- Given entries -

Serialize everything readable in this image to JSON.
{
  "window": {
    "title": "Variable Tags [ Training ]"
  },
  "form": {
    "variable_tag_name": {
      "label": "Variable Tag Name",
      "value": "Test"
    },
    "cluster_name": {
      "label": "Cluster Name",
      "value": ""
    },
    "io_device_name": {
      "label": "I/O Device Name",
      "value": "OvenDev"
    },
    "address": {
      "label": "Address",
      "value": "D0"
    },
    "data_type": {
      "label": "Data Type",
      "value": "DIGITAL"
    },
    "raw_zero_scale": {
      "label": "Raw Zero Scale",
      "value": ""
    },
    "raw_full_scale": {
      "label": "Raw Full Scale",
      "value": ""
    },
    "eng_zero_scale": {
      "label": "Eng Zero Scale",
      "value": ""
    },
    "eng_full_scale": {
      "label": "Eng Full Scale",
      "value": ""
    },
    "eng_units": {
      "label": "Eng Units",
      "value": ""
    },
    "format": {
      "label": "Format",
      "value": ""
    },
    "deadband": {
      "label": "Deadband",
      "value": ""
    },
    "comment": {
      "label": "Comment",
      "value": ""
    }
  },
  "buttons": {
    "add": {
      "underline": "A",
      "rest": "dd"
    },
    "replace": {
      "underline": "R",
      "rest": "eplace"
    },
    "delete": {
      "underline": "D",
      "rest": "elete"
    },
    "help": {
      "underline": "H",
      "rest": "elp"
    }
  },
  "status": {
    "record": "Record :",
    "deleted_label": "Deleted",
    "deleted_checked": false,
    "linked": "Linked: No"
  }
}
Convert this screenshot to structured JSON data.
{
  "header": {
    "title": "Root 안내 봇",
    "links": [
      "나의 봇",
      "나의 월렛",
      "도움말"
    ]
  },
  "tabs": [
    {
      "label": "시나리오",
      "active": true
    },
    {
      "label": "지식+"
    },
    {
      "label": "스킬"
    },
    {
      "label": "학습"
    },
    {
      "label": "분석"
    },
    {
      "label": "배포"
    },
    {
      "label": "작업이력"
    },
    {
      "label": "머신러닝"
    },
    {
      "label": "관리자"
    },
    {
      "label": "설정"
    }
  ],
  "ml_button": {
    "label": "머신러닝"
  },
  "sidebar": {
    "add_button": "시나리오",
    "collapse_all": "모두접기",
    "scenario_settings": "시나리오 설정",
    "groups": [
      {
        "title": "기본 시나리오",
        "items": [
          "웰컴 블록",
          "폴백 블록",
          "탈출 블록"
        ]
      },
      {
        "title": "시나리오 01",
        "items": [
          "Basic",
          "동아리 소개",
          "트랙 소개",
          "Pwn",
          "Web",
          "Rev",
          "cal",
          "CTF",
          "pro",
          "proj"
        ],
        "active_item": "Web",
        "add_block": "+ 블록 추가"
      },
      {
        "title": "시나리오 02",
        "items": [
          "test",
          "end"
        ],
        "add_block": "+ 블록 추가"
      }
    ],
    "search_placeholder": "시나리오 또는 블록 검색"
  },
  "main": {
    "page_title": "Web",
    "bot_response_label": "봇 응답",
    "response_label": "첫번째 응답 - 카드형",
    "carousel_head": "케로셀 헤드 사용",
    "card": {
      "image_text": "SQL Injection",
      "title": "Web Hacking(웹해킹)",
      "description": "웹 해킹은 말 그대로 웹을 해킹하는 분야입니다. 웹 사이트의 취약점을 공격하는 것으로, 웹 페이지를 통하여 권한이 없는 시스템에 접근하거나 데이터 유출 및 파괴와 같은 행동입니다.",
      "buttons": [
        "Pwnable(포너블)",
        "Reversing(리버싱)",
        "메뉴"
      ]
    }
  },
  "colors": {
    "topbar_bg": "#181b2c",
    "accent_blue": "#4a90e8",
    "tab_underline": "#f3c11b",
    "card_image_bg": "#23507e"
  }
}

- To be done -
Among the lines of the material, find those that hold the word "시나리오" and copy them.

- Complete answer -
      "label": "시나리오",
    "add_button": "시나리오",
    "scenario_settings": "시나리오 설정",
        "title": "기본 시나리오",
        "title": "시나리오 01",
        "title": "시나리오 02",
    "search_placeholder": "시나리오 또는 블록 검색"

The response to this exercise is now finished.